Source data
┌──

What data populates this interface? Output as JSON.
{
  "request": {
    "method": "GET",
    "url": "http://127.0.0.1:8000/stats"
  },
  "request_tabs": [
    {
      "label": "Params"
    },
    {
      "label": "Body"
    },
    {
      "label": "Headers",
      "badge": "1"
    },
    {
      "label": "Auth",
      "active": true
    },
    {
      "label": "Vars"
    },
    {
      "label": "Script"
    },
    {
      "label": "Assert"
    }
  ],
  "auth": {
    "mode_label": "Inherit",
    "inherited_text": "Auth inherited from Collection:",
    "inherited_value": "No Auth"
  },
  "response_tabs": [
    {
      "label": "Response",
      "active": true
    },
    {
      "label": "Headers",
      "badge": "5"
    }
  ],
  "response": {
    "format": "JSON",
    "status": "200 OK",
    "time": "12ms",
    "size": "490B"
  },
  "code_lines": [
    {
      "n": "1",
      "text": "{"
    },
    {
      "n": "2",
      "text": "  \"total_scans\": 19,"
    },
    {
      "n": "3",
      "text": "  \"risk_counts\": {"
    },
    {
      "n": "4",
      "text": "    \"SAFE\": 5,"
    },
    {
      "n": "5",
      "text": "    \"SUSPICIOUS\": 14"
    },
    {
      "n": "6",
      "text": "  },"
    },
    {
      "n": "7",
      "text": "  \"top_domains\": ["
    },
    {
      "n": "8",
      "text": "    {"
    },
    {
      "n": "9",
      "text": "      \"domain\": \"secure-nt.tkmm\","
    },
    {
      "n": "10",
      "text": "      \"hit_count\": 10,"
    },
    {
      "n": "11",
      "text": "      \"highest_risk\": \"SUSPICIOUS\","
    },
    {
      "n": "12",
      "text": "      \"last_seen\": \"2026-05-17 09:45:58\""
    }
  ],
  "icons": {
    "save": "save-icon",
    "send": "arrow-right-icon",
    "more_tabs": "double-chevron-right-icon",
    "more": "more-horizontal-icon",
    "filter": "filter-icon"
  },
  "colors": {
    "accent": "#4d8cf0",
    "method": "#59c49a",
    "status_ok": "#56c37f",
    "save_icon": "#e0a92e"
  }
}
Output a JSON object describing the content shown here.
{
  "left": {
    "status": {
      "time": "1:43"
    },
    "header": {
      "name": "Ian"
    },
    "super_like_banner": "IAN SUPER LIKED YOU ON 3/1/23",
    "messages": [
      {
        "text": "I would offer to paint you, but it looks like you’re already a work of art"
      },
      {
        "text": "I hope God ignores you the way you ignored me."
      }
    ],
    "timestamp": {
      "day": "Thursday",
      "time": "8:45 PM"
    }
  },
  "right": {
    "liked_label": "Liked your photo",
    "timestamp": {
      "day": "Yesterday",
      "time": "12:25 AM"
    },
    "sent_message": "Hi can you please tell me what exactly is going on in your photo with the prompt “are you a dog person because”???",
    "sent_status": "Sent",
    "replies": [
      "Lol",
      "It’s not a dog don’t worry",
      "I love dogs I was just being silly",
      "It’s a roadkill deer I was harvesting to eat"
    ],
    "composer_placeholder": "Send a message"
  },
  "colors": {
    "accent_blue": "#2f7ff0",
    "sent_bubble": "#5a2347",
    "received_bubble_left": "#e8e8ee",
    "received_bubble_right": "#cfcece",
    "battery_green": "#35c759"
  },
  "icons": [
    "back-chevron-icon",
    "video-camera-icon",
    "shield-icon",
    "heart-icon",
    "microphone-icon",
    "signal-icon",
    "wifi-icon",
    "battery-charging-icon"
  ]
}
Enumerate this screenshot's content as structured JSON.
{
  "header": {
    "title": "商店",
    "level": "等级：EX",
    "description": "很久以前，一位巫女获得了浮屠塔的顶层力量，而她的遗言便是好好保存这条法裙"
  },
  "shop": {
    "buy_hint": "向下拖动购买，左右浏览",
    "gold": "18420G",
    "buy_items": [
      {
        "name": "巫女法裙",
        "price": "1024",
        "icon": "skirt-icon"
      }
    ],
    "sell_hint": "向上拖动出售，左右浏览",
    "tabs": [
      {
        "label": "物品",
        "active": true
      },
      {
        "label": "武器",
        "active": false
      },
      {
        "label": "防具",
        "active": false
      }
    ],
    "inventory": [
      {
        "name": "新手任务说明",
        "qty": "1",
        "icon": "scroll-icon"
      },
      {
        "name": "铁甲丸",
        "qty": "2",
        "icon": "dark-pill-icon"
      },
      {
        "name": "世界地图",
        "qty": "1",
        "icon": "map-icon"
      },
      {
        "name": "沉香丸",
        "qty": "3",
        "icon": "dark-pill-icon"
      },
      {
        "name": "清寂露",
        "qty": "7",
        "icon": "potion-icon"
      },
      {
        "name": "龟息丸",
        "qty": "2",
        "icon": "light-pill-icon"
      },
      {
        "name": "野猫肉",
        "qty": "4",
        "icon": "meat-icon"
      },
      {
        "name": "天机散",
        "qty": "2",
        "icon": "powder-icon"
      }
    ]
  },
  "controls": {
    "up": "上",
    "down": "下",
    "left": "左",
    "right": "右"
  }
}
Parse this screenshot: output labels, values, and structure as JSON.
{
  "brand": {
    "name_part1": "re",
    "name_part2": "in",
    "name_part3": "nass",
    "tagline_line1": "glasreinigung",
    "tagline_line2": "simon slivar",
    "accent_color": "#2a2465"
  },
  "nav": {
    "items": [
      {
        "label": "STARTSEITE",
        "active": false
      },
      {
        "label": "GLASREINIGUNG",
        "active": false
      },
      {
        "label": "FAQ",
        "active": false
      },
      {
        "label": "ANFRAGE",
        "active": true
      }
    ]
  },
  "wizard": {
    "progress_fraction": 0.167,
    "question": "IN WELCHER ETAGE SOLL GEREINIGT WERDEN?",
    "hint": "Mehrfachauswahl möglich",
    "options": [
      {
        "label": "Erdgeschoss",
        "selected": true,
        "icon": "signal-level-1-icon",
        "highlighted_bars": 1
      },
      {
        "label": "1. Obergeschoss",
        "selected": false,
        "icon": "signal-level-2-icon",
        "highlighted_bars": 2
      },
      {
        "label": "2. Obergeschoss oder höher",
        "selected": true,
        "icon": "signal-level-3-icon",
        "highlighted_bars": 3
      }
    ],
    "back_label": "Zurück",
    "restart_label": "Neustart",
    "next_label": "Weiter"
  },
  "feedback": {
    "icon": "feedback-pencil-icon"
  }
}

└──

- **Aim**: Copy out exactly the lines running from the line with "Parse this screenshot: output" to the end of the records, inclusive.

- **Reply**:
Parse this screenshot: output labels, values, and structure as JSON.
{
  "brand": {
    "name_part1": "re",
    "name_part2": "in",
    "name_part3": "nass",
    "tagline_line1": "glasreinigung",
    "tagline_line2": "simon slivar",
    "accent_color": "#2a2465"
  },
  "nav": {
    "items": [
      {
        "label": "STARTSEITE",
        "active": false
      },
      {
        "label": "GLASREINIGUNG",
        "active": false
      },
      {
        "label": "FAQ",
        "active": false
      },
      {
        "label": "ANFRAGE",
        "active": true
      }
    ]
  },
  "wizard": {
    "progress_fraction": 0.167,
    "question": "IN WELCHER ETAGE SOLL GEREINIGT WERDEN?",
    "hint": "Mehrfachauswahl möglich",
    "options": [
      {
        "label": "Erdgeschoss",
        "selected": true,
        "icon": "signal-level-1-icon",
        "highlighted_bars": 1
      },
      {
        "label": "1. Obergeschoss",
        "selected": false,
        "icon": "signal-level-2-icon",
        "highlighted_bars": 2
      },
      {
        "label": "2. Obergeschoss oder höher",
        "selected": true,
        "icon": "signal-level-3-icon",
        "highlighted_bars": 3
      }
    ],
    "back_label": "Zurück",
    "restart_label": "Neustart",
    "next_label": "Weiter"
  },
  "feedback": {
    "icon": "feedback-pencil-icon"
  }
}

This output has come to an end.